**EXTRACTED DATA:**
◆ ◆ ◆ ◆ ◆
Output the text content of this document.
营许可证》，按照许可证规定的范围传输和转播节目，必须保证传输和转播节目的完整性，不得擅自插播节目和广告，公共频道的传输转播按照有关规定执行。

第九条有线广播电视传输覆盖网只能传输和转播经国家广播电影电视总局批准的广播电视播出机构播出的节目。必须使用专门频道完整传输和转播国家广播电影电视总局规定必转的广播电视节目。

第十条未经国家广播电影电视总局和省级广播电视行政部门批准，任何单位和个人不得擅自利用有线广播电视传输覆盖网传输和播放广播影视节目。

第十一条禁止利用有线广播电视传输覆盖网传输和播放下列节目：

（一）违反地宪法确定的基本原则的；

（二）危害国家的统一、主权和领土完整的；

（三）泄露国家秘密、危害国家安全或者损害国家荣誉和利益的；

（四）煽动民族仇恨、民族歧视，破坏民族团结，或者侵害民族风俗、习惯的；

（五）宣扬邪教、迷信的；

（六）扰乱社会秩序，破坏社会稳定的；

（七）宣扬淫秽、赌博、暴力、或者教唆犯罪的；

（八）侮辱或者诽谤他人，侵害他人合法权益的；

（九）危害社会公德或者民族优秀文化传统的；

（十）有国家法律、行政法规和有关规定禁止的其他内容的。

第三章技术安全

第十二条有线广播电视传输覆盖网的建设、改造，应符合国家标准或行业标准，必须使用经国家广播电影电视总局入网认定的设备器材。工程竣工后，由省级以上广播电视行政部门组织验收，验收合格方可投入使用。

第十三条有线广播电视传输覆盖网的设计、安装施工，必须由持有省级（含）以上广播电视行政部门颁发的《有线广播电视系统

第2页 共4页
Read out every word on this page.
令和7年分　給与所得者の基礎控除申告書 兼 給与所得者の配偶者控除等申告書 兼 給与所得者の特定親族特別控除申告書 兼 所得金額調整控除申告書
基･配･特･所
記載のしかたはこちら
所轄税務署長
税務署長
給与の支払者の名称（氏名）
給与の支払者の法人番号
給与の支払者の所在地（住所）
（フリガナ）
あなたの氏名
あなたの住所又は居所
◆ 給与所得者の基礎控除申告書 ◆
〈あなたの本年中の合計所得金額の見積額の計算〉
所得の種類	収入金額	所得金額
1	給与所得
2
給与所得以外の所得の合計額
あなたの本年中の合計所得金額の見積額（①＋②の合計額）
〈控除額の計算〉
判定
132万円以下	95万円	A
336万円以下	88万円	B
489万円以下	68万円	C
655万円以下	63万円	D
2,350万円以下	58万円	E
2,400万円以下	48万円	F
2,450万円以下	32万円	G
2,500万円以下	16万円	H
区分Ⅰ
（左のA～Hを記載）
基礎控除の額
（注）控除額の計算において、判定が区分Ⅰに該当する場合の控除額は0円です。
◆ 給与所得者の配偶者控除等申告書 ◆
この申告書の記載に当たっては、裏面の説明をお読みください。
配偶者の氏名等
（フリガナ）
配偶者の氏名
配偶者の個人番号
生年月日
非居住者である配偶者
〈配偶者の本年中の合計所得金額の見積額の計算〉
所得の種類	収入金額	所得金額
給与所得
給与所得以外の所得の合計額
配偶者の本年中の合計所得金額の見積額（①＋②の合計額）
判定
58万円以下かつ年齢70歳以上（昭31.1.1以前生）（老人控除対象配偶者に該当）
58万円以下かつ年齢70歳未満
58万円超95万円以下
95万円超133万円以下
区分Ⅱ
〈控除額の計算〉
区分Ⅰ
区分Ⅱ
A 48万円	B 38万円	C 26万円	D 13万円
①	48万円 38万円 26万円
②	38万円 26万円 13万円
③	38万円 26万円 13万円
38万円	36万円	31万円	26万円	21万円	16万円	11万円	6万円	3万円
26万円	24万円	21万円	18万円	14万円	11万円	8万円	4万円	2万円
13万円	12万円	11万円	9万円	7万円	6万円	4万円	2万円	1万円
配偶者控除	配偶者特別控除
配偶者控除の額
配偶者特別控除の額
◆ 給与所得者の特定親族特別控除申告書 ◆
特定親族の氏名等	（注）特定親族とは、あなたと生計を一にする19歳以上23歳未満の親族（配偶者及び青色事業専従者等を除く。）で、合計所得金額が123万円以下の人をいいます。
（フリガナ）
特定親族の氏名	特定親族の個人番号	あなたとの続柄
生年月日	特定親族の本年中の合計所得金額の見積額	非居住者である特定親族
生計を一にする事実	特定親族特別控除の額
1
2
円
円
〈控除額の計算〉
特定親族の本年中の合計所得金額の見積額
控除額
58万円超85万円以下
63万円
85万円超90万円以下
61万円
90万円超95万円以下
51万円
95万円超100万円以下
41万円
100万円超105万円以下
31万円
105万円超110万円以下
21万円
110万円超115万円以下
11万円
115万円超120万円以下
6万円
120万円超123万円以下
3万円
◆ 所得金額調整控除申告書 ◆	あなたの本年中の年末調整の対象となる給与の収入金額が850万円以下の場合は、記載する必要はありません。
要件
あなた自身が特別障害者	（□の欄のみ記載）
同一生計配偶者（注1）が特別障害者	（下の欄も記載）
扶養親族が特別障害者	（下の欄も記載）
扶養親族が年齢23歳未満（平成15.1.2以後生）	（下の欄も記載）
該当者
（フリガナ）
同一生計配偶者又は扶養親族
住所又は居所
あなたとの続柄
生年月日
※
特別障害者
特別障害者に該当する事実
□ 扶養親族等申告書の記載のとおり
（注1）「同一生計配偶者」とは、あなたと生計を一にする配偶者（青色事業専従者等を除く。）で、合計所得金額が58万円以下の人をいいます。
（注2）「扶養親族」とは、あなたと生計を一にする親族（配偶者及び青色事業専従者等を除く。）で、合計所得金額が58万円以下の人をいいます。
◆ ◆ ◆ ◆ ◆
**WHAT YOU NEED TO DO:**
Reproduce the material verbatim, line by line.

**THE ANSWER:**
Output the text content of this document.
营许可证》，按照许可证规定的范围传输和转播节目，必须保证传输和转播节目的完整性，不得擅自插播节目和广告，公共频道的传输转播按照有关规定执行。

第九条有线广播电视传输覆盖网只能传输和转播经国家广播电影电视总局批准的广播电视播出机构播出的节目。必须使用专门频道完整传输和转播国家广播电影电视总局规定必转的广播电视节目。

第十条未经国家广播电影电视总局和省级广播电视行政部门批准，任何单位和个人不得擅自利用有线广播电视传输覆盖网传输和播放广播影视节目。

第十一条禁止利用有线广播电视传输覆盖网传输和播放下列节目：

（一）违反地宪法确定的基本原则的；

（二）危害国家的统一、主权和领土完整的；

（三）泄露国家秘密、危害国家安全或者损害国家荣誉和利益的；

（四）煽动民族仇恨、民族歧视，破坏民族团结，或者侵害民族风俗、习惯的；

（五）宣扬邪教、迷信的；

（六）扰乱社会秩序，破坏社会稳定的；

（七）宣扬淫秽、赌博、暴力、或者教唆犯罪的；

（八）侮辱或者诽谤他人，侵害他人合法权益的；

（九）危害社会公德或者民族优秀文化传统的；

（十）有国家法律、行政法规和有关规定禁止的其他内容的。

第三章技术安全

第十二条有线广播电视传输覆盖网的建设、改造，应符合国家标准或行业标准，必须使用经国家广播电影电视总局入网认定的设备器材。工程竣工后，由省级以上广播电视行政部门组织验收，验收合格方可投入使用。

第十三条有线广播电视传输覆盖网的设计、安装施工，必须由持有省级（含）以上广播电视行政部门颁发的《有线广播电视系统

第2页 共4页
Read out every word on this page.
令和7年分　給与所得者の基礎控除申告書 兼 給与所得者の配偶者控除等申告書 兼 給与所得者の特定親族特別控除申告書 兼 所得金額調整控除申告書
基･配･特･所
記載のしかたはこちら
所轄税務署長
税務署長
給与の支払者の名称（氏名）
給与の支払者の法人番号
給与の支払者の所在地（住所）
（フリガナ）
あなたの氏名
あなたの住所又は居所
◆ 給与所得者の基礎控除申告書 ◆
〈あなたの本年中の合計所得金額の見積額の計算〉
所得の種類	収入金額	所得金額
1	給与所得
2
給与所得以外の所得の合計額
あなたの本年中の合計所得金額の見積額（①＋②の合計額）
〈控除額の計算〉
判定
132万円以下	95万円	A
336万円以下	88万円	B
489万円以下	68万円	C
655万円以下	63万円	D
2,350万円以下	58万円	E
2,400万円以下	48万円	F
2,450万円以下	32万円	G
2,500万円以下	16万円	H
区分Ⅰ
（左のA～Hを記載）
基礎控除の額
（注）控除額の計算において、判定が区分Ⅰに該当する場合の控除額は0円です。
◆ 給与所得者の配偶者控除等申告書 ◆
この申告書の記載に当たっては、裏面の説明をお読みください。
配偶者の氏名等
（フリガナ）
配偶者の氏名
配偶者の個人番号
生年月日
非居住者である配偶者
〈配偶者の本年中の合計所得金額の見積額の計算〉
所得の種類	収入金額	所得金額
給与所得
給与所得以外の所得の合計額
配偶者の本年中の合計所得金額の見積額（①＋②の合計額）
判定
58万円以下かつ年齢70歳以上（昭31.1.1以前生）（老人控除対象配偶者に該当）
58万円以下かつ年齢70歳未満
58万円超95万円以下
95万円超133万円以下
区分Ⅱ
〈控除額の計算〉
区分Ⅰ
区分Ⅱ
A 48万円	B 38万円	C 26万円	D 13万円
①	48万円 38万円 26万円
②	38万円 26万円 13万円
③	38万円 26万円 13万円
38万円	36万円	31万円	26万円	21万円	16万円	11万円	6万円	3万円
26万円	24万円	21万円	18万円	14万円	11万円	8万円	4万円	2万円
13万円	12万円	11万円	9万円	7万円	6万円	4万円	2万円	1万円
配偶者控除	配偶者特別控除
配偶者控除の額
配偶者特別控除の額
◆ 給与所得者の特定親族特別控除申告書 ◆
特定親族の氏名等	（注）特定親族とは、あなたと生計を一にする19歳以上23歳未満の親族（配偶者及び青色事業専従者等を除く。）で、合計所得金額が123万円以下の人をいいます。
（フリガナ）
特定親族の氏名	特定親族の個人番号	あなたとの続柄
生年月日	特定親族の本年中の合計所得金額の見積額	非居住者である特定親族
生計を一にする事実	特定親族特別控除の額
1
2
円
円
〈控除額の計算〉
特定親族の本年中の合計所得金額の見積額
控除額
58万円超85万円以下
63万円
85万円超90万円以下
61万円
90万円超95万円以下
51万円
95万円超100万円以下
41万円
100万円超105万円以下
31万円
105万円超110万円以下
21万円
110万円超115万円以下
11万円
115万円超120万円以下
6万円
120万円超123万円以下
3万円
◆ 所得金額調整控除申告書 ◆	あなたの本年中の年末調整の対象となる給与の収入金額が850万円以下の場合は、記載する必要はありません。
要件
あなた自身が特別障害者	（□の欄のみ記載）
同一生計配偶者（注1）が特別障害者	（下の欄も記載）
扶養親族が特別障害者	（下の欄も記載）
扶養親族が年齢23歳未満（平成15.1.2以後生）	（下の欄も記載）
該当者
（フリガナ）
同一生計配偶者又は扶養親族
住所又は居所
あなたとの続柄
生年月日
※
特別障害者
特別障害者に該当する事実
□ 扶養親族等申告書の記載のとおり
（注1）「同一生計配偶者」とは、あなたと生計を一にする配偶者（青色事業専従者等を除く。）で、合計所得金額が58万円以下の人をいいます。
（注2）「扶養親族」とは、あなたと生計を一にする親族（配偶者及び青色事業専従者等を除く。）で、合計所得金額が58万円以下の人をいいます。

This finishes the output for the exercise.